***** Records to use *****

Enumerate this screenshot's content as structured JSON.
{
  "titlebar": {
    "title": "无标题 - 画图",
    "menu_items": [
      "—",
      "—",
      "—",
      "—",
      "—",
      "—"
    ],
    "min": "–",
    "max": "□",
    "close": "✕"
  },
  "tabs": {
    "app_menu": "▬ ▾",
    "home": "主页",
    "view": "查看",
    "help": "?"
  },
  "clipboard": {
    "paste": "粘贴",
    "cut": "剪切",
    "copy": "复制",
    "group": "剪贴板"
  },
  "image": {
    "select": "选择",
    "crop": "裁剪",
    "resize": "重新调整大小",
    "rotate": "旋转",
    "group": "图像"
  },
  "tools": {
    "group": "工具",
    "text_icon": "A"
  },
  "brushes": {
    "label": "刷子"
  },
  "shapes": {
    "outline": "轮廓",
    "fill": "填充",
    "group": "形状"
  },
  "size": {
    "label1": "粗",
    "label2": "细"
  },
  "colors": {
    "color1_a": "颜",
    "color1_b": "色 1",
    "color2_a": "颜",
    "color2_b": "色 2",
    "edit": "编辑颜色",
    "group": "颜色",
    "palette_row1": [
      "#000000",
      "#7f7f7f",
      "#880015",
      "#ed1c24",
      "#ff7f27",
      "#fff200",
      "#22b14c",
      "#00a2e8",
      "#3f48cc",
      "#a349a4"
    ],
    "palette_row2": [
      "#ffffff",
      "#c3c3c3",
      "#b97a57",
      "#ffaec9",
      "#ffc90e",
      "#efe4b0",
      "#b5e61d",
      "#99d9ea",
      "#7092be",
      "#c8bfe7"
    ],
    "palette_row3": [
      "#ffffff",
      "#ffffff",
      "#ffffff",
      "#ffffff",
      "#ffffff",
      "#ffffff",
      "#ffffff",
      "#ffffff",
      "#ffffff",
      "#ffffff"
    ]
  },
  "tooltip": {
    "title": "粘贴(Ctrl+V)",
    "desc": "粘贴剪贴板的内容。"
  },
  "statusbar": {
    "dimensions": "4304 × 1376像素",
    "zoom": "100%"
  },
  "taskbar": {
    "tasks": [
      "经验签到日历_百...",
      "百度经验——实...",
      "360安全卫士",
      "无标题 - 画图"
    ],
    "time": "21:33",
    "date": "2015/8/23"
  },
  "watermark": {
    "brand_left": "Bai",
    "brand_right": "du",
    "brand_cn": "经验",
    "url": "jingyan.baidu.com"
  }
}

*****

▶ **The request**:
All of the data must be returned exactly.

▶ **Solution**:
Enumerate this screenshot's content as structured JSON.
{
  "titlebar": {
    "title": "无标题 - 画图",
    "menu_items": [
      "—",
      "—",
      "—",
      "—",
      "—",
      "—"
    ],
    "min": "–",
    "max": "□",
    "close": "✕"
  },
  "tabs": {
    "app_menu": "▬ ▾",
    "home": "主页",
    "view": "查看",
    "help": "?"
  },
  "clipboard": {
    "paste": "粘贴",
    "cut": "剪切",
    "copy": "复制",
    "group": "剪贴板"
  },
  "image": {
    "select": "选择",
    "crop": "裁剪",
    "resize": "重新调整大小",
    "rotate": "旋转",
    "group": "图像"
  },
  "tools": {
    "group": "工具",
    "text_icon": "A"
  },
  "brushes": {
    "label": "刷子"
  },
  "shapes": {
    "outline": "轮廓",
    "fill": "填充",
    "group": "形状"
  },
  "size": {
    "label1": "粗",
    "label2": "细"
  },
  "colors": {
    "color1_a": "颜",
    "color1_b": "色 1",
    "color2_a": "颜",
    "color2_b": "色 2",
    "edit": "编辑颜色",
    "group": "颜色",
    "palette_row1": [
      "#000000",
      "#7f7f7f",
      "#880015",
      "#ed1c24",
      "#ff7f27",
      "#fff200",
      "#22b14c",
      "#00a2e8",
      "#3f48cc",
      "#a349a4"
    ],
    "palette_row2": [
      "#ffffff",
      "#c3c3c3",
      "#b97a57",
      "#ffaec9",
      "#ffc90e",
      "#efe4b0",
      "#b5e61d",
      "#99d9ea",
      "#7092be",
      "#c8bfe7"
    ],
    "palette_row3": [
      "#ffffff",
      "#ffffff",
      "#ffffff",
      "#ffffff",
      "#ffffff",
      "#ffffff",
      "#ffffff",
      "#ffffff",
      "#ffffff",
      "#ffffff"
    ]
  },
  "tooltip": {
    "title": "粘贴(Ctrl+V)",
    "desc": "粘贴剪贴板的内容。"
  },
  "statusbar": {
    "dimensions": "4304 × 1376像素",
    "zoom": "100%"
  },
  "taskbar": {
    "tasks": [
      "经验签到日历_百...",
      "百度经验——实...",
      "360安全卫士",
      "无标题 - 画图"
    ],
    "time": "21:33",
    "date": "2015/8/23"
  },
  "watermark": {
    "brand_left": "Bai",
    "brand_right": "du",
    "brand_cn": "经验",
    "url": "jingyan.baidu.com"
  }
}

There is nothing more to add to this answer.